[Stored entries]
= = =

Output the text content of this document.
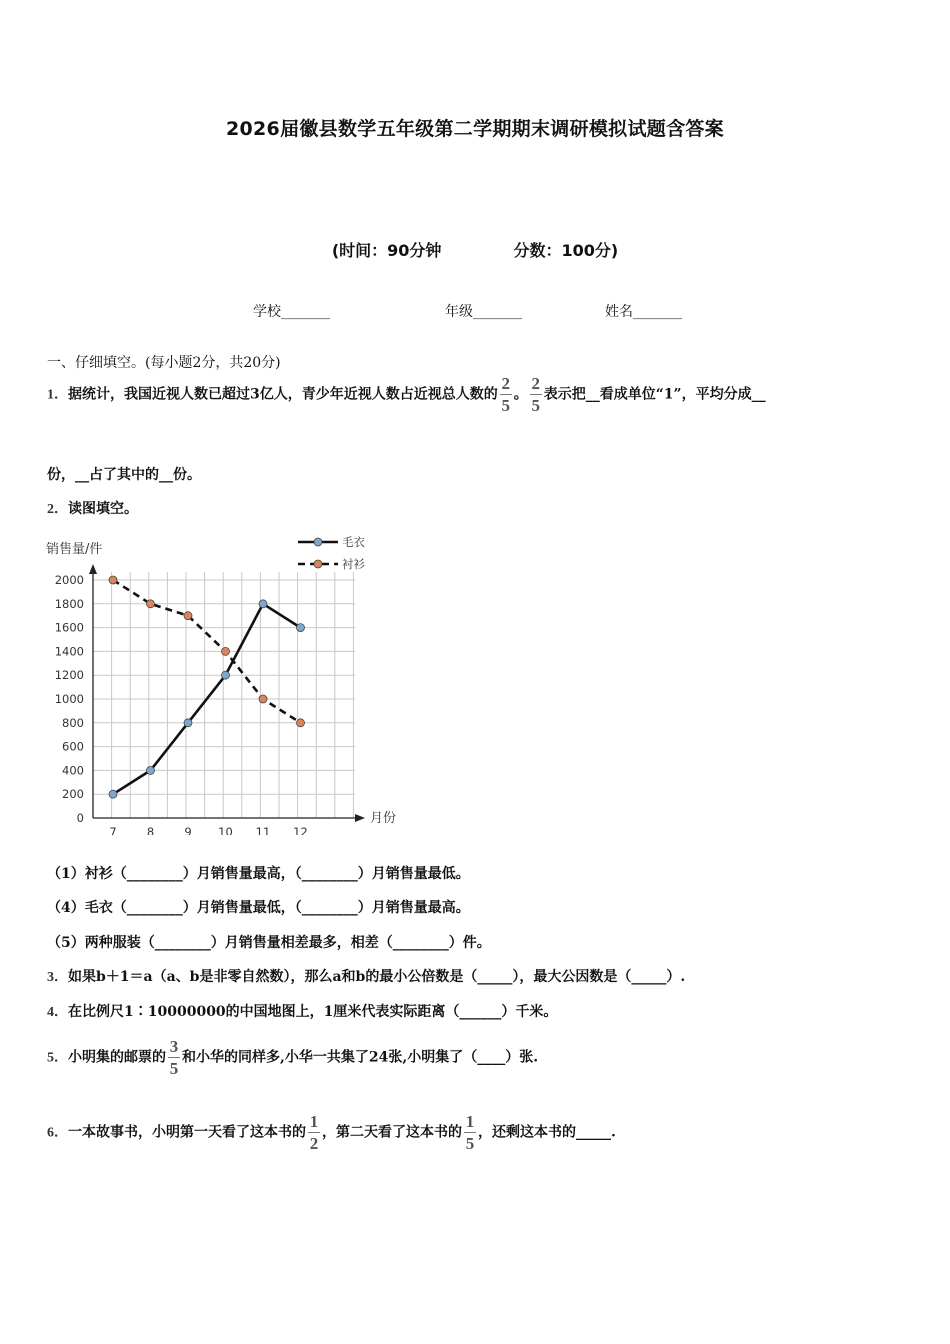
2026届徽县数学五年级第二学期期末调研模拟试题含答案
(时间：90分钟	分数：100分)
学校_______	年级_______	姓名_______
一、仔细填空。(每小题2分，共20分)
1．据统计，我国近视人数已超过3亿人，青少年近视人数占近视总人数的 $\frac{2}{5}$ 。 $\frac{2}{5}$ 表示把__看成单位“1”，平均分成__
份，__占了其中的__份。
2．读图填空。
销售量/件
月份
0
200
400
600
800
1000
1200
1400
1600
1800
2000
7	8	9 10 11 12
毛衣
衬衫
（1）衬衫（________）月销售量最高，（________）月销售量最低。
（4）毛衣（________）月销售量最低，（________）月销售量最高。
（5）两种服装（________）月销售量相差最多，相差（________）件。
3．如果b＋1＝a（a、b是非零自然数），那么a和b的最小公倍数是（_____），最大公因数是（_____）.
4．在比例尺1∶10000000的中国地图上，1厘米代表实际距离（______）千米。
5．小明集的邮票的 $\frac{3}{5}$ 和小华的同样多,小华一共集了24张,小明集了（____）张.
6．一本故事书，小明第一天看了这本书的 $\frac{1}{2}$ ，第二天看了这本书的 $\frac{1}{5}$ ，还剩这本书的_____.
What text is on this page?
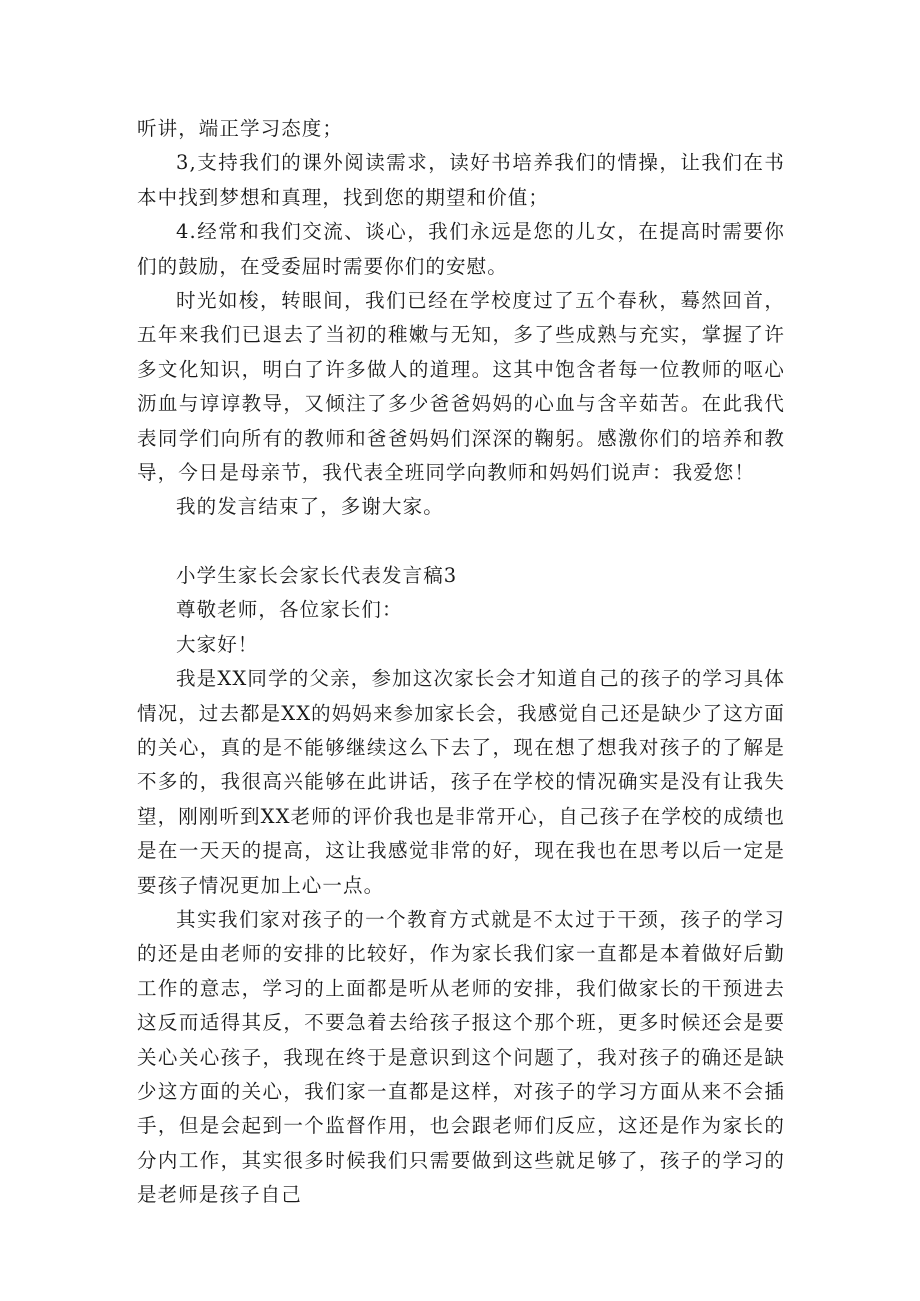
听讲，端正学习态度；

3,支持我们的课外阅读需求，读好书培养我们的情操，让我们在书本中找到梦想和真理，找到您的期望和价值；

4.经常和我们交流、谈心，我们永远是您的儿女，在提高时需要你们的鼓励，在受委屈时需要你们的安慰。

时光如梭，转眼间，我们已经在学校度过了五个春秋，蓦然回首，五年来我们已退去了当初的稚嫩与无知，多了些成熟与充实，掌握了许多文化知识，明白了许多做人的道理。这其中饱含者每一位教师的呕心沥血与谆谆教导，又倾注了多少爸爸妈妈的心血与含辛茹苦。在此我代表同学们向所有的教师和爸爸妈妈们深深的鞠躬。感激你们的培养和教导，今日是母亲节，我代表全班同学向教师和妈妈们说声：我爱您！

我的发言结束了，多谢大家。

小学生家长会家长代表发言稿3

尊敬老师，各位家长们：

大家好！

我是XX同学的父亲，参加这次家长会才知道自己的孩子的学习具体情况，过去都是XX的妈妈来参加家长会，我感觉自己还是缺少了这方面的关心，真的是不能够继续这么下去了，现在想了想我对孩子的了解是不多的，我很高兴能够在此讲话，孩子在学校的情况确实是没有让我失望，刚刚听到XX老师的评价我也是非常开心，自己孩子在学校的成绩也是在一天天的提高，这让我感觉非常的好，现在我也在思考以后一定是要孩子情况更加上心一点。

其实我们家对孩子的一个教育方式就是不太过于干颈，孩子的学习的还是由老师的安排的比较好，作为家长我们家一直都是本着做好后勤工作的意志，学习的上面都是听从老师的安排，我们做家长的干预进去这反而适得其反，不要急着去给孩子报这个那个班，更多时候还会是要关心关心孩子，我现在终于是意识到这个问题了，我对孩子的确还是缺少这方面的关心，我们家一直都是这样，对孩子的学习方面从来不会插手，但是会起到一个监督作用，也会跟老师们反应，这还是作为家长的分内工作，其实很多时候我们只需要做到这些就足够了，孩子的学习的是老师是孩子自己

= = =

Reproduce the data verbatim. Do not carry any picture into the copy.

**Exercise answer**:
Output the text content of this document.
2026届徽县数学五年级第二学期期末调研模拟试题含答案
(时间：90分钟	分数：100分)
学校_______	年级_______	姓名_______
一、仔细填空。(每小题2分，共20分)
1．据统计，我国近视人数已超过3亿人，青少年近视人数占近视总人数的 $\frac{2}{5}$ 。 $\frac{2}{5}$ 表示把__看成单位“1”，平均分成__
份，__占了其中的__份。
2．读图填空。
销售量/件
月份
0
200
400
600
800
1000
1200
1400
1600
1800
2000
7	8	9 10 11 12
毛衣
衬衫
（1）衬衫（________）月销售量最高，（________）月销售量最低。
（4）毛衣（________）月销售量最低，（________）月销售量最高。
（5）两种服装（________）月销售量相差最多，相差（________）件。
3．如果b＋1＝a（a、b是非零自然数），那么a和b的最小公倍数是（_____），最大公因数是（_____）.
4．在比例尺1∶10000000的中国地图上，1厘米代表实际距离（______）千米。
5．小明集的邮票的 $\frac{3}{5}$ 和小华的同样多,小华一共集了24张,小明集了（____）张.
6．一本故事书，小明第一天看了这本书的 $\frac{1}{2}$ ，第二天看了这本书的 $\frac{1}{5}$ ，还剩这本书的_____.
What text is on this page?
听讲，端正学习态度；

3,支持我们的课外阅读需求，读好书培养我们的情操，让我们在书本中找到梦想和真理，找到您的期望和价值；

4.经常和我们交流、谈心，我们永远是您的儿女，在提高时需要你们的鼓励，在受委屈时需要你们的安慰。

时光如梭，转眼间，我们已经在学校度过了五个春秋，蓦然回首，五年来我们已退去了当初的稚嫩与无知，多了些成熟与充实，掌握了许多文化知识，明白了许多做人的道理。这其中饱含者每一位教师的呕心沥血与谆谆教导，又倾注了多少爸爸妈妈的心血与含辛茹苦。在此我代表同学们向所有的教师和爸爸妈妈们深深的鞠躬。感激你们的培养和教导，今日是母亲节，我代表全班同学向教师和妈妈们说声：我爱您！

我的发言结束了，多谢大家。

小学生家长会家长代表发言稿3

尊敬老师，各位家长们：

大家好！

我是XX同学的父亲，参加这次家长会才知道自己的孩子的学习具体情况，过去都是XX的妈妈来参加家长会，我感觉自己还是缺少了这方面的关心，真的是不能够继续这么下去了，现在想了想我对孩子的了解是不多的，我很高兴能够在此讲话，孩子在学校的情况确实是没有让我失望，刚刚听到XX老师的评价我也是非常开心，自己孩子在学校的成绩也是在一天天的提高，这让我感觉非常的好，现在我也在思考以后一定是要孩子情况更加上心一点。

其实我们家对孩子的一个教育方式就是不太过于干颈，孩子的学习的还是由老师的安排的比较好，作为家长我们家一直都是本着做好后勤工作的意志，学习的上面都是听从老师的安排，我们做家长的干预进去这反而适得其反，不要急着去给孩子报这个那个班，更多时候还会是要关心关心孩子，我现在终于是意识到这个问题了，我对孩子的确还是缺少这方面的关心，我们家一直都是这样，对孩子的学习方面从来不会插手，但是会起到一个监督作用，也会跟老师们反应，这还是作为家长的分内工作，其实很多时候我们只需要做到这些就足够了，孩子的学习的是老师是孩子自己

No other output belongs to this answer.